Reproduce every entry exactly as shown.

[Raw records]
---------------

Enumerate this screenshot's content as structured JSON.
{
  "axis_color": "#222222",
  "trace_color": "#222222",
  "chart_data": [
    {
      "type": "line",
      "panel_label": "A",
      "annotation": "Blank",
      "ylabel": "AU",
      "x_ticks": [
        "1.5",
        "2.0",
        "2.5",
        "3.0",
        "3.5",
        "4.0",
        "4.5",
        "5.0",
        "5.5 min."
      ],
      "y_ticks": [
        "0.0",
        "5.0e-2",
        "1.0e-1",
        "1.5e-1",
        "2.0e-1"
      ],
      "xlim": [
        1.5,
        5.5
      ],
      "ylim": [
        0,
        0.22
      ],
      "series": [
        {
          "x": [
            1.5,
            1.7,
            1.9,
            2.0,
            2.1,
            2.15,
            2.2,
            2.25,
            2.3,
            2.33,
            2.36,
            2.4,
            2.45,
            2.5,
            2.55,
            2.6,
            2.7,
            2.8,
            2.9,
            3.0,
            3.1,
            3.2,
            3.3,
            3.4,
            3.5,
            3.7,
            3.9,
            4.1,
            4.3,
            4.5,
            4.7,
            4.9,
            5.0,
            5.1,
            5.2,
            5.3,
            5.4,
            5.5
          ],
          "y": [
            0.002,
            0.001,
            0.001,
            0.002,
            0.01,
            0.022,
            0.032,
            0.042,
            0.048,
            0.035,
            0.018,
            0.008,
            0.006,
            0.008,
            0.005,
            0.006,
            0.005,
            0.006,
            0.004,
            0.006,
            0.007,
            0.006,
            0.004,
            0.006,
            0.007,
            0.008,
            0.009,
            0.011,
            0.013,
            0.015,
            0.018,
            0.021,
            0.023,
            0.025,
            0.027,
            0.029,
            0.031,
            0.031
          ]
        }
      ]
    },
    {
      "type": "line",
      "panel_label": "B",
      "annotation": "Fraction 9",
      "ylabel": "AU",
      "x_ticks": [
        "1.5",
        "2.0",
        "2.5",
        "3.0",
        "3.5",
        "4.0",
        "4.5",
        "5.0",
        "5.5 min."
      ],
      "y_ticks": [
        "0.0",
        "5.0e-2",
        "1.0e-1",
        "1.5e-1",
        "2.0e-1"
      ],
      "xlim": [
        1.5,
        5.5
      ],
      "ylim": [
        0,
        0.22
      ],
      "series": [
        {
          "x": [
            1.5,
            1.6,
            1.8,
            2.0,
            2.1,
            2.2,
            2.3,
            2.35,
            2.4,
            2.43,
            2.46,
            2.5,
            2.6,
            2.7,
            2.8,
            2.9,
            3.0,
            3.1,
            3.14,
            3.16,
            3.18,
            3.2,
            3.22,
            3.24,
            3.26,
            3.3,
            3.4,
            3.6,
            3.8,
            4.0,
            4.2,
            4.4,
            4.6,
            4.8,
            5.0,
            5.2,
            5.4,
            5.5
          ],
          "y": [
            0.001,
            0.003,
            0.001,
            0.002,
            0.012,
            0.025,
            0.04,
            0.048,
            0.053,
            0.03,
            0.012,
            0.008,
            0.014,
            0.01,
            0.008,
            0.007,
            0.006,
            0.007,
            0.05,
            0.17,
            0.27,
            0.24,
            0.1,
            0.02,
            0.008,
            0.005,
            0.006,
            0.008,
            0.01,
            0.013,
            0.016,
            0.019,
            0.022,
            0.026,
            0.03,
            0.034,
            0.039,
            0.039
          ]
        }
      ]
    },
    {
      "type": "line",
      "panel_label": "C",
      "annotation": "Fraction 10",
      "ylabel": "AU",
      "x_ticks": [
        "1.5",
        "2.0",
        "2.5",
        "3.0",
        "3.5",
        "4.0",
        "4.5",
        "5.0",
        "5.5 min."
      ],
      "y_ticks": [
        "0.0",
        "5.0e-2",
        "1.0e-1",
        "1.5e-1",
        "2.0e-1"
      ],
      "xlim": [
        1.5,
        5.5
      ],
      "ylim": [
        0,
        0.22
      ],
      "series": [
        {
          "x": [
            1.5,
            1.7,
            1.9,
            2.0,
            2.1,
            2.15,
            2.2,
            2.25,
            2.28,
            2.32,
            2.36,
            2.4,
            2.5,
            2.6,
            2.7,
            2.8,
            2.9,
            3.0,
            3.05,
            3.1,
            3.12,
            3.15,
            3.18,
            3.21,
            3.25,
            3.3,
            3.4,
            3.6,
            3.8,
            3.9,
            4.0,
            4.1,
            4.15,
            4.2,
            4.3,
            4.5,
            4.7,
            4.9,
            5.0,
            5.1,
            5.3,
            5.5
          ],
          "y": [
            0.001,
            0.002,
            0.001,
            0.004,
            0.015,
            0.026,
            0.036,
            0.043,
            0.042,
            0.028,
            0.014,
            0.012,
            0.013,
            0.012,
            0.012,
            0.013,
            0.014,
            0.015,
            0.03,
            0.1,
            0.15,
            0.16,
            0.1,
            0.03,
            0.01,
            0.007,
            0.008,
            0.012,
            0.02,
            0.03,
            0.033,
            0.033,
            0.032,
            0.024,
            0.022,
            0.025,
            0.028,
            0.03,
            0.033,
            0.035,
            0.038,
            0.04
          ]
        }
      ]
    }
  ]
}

---------------

> REPLY TO THE TASK
Enumerate this screenshot's content as structured JSON.
{
  "axis_color": "#222222",
  "trace_color": "#222222",
  "chart_data": [
    {
      "type": "line",
      "panel_label": "A",
      "annotation": "Blank",
      "ylabel": "AU",
      "x_ticks": [
        "1.5",
        "2.0",
        "2.5",
        "3.0",
        "3.5",
        "4.0",
        "4.5",
        "5.0",
        "5.5 min."
      ],
      "y_ticks": [
        "0.0",
        "5.0e-2",
        "1.0e-1",
        "1.5e-1",
        "2.0e-1"
      ],
      "xlim": [
        1.5,
        5.5
      ],
      "ylim": [
        0,
        0.22
      ],
      "series": [
        {
          "x": [
            1.5,
            1.7,
            1.9,
            2.0,
            2.1,
            2.15,
            2.2,
            2.25,
            2.3,
            2.33,
            2.36,
            2.4,
            2.45,
            2.5,
            2.55,
            2.6,
            2.7,
            2.8,
            2.9,
            3.0,
            3.1,
            3.2,
            3.3,
            3.4,
            3.5,
            3.7,
            3.9,
            4.1,
            4.3,
            4.5,
            4.7,
            4.9,
            5.0,
            5.1,
            5.2,
            5.3,
            5.4,
            5.5
          ],
          "y": [
            0.002,
            0.001,
            0.001,
            0.002,
            0.01,
            0.022,
            0.032,
            0.042,
            0.048,
            0.035,
            0.018,
            0.008,
            0.006,
            0.008,
            0.005,
            0.006,
            0.005,
            0.006,
            0.004,
            0.006,
            0.007,
            0.006,
            0.004,
            0.006,
            0.007,
            0.008,
            0.009,
            0.011,
            0.013,
            0.015,
            0.018,
            0.021,
            0.023,
            0.025,
            0.027,
            0.029,
            0.031,
            0.031
          ]
        }
      ]
    },
    {
      "type": "line",
      "panel_label": "B",
      "annotation": "Fraction 9",
      "ylabel": "AU",
      "x_ticks": [
        "1.5",
        "2.0",
        "2.5",
        "3.0",
        "3.5",
        "4.0",
        "4.5",
        "5.0",
        "5.5 min."
      ],
      "y_ticks": [
        "0.0",
        "5.0e-2",
        "1.0e-1",
        "1.5e-1",
        "2.0e-1"
      ],
      "xlim": [
        1.5,
        5.5
      ],
      "ylim": [
        0,
        0.22
      ],
      "series": [
        {
          "x": [
            1.5,
            1.6,
            1.8,
            2.0,
            2.1,
            2.2,
            2.3,
            2.35,
            2.4,
            2.43,
            2.46,
            2.5,
            2.6,
            2.7,
            2.8,
            2.9,
            3.0,
            3.1,
            3.14,
            3.16,
            3.18,
            3.2,
            3.22,
            3.24,
            3.26,
            3.3,
            3.4,
            3.6,
            3.8,
            4.0,
            4.2,
            4.4,
            4.6,
            4.8,
            5.0,
            5.2,
            5.4,
            5.5
          ],
          "y": [
            0.001,
            0.003,
            0.001,
            0.002,
            0.012,
            0.025,
            0.04,
            0.048,
            0.053,
            0.03,
            0.012,
            0.008,
            0.014,
            0.01,
            0.008,
            0.007,
            0.006,
            0.007,
            0.05,
            0.17,
            0.27,
            0.24,
            0.1,
            0.02,
            0.008,
            0.005,
            0.006,
            0.008,
            0.01,
            0.013,
            0.016,
            0.019,
            0.022,
            0.026,
            0.03,
            0.034,
            0.039,
            0.039
          ]
        }
      ]
    },
    {
      "type": "line",
      "panel_label": "C",
      "annotation": "Fraction 10",
      "ylabel": "AU",
      "x_ticks": [
        "1.5",
        "2.0",
        "2.5",
        "3.0",
        "3.5",
        "4.0",
        "4.5",
        "5.0",
        "5.5 min."
      ],
      "y_ticks": [
        "0.0",
        "5.0e-2",
        "1.0e-1",
        "1.5e-1",
        "2.0e-1"
      ],
      "xlim": [
        1.5,
        5.5
      ],
      "ylim": [
        0,
        0.22
      ],
      "series": [
        {
          "x": [
            1.5,
            1.7,
            1.9,
            2.0,
            2.1,
            2.15,
            2.2,
            2.25,
            2.28,
            2.32,
            2.36,
            2.4,
            2.5,
            2.6,
            2.7,
            2.8,
            2.9,
            3.0,
            3.05,
            3.1,
            3.12,
            3.15,
            3.18,
            3.21,
            3.25,
            3.3,
            3.4,
            3.6,
            3.8,
            3.9,
            4.0,
            4.1,
            4.15,
            4.2,
            4.3,
            4.5,
            4.7,
            4.9,
            5.0,
            5.1,
            5.3,
            5.5
          ],
          "y": [
            0.001,
            0.002,
            0.001,
            0.004,
            0.015,
            0.026,
            0.036,
            0.043,
            0.042,
            0.028,
            0.014,
            0.012,
            0.013,
            0.012,
            0.012,
            0.013,
            0.014,
            0.015,
            0.03,
            0.1,
            0.15,
            0.16,
            0.1,
            0.03,
            0.01,
            0.007,
            0.008,
            0.012,
            0.02,
            0.03,
            0.033,
            0.033,
            0.032,
            0.024,
            0.022,
            0.025,
            0.028,
            0.03,
            0.033,
            0.035,
            0.038,
            0.04
          ]
        }
      ]
    }
  ]
}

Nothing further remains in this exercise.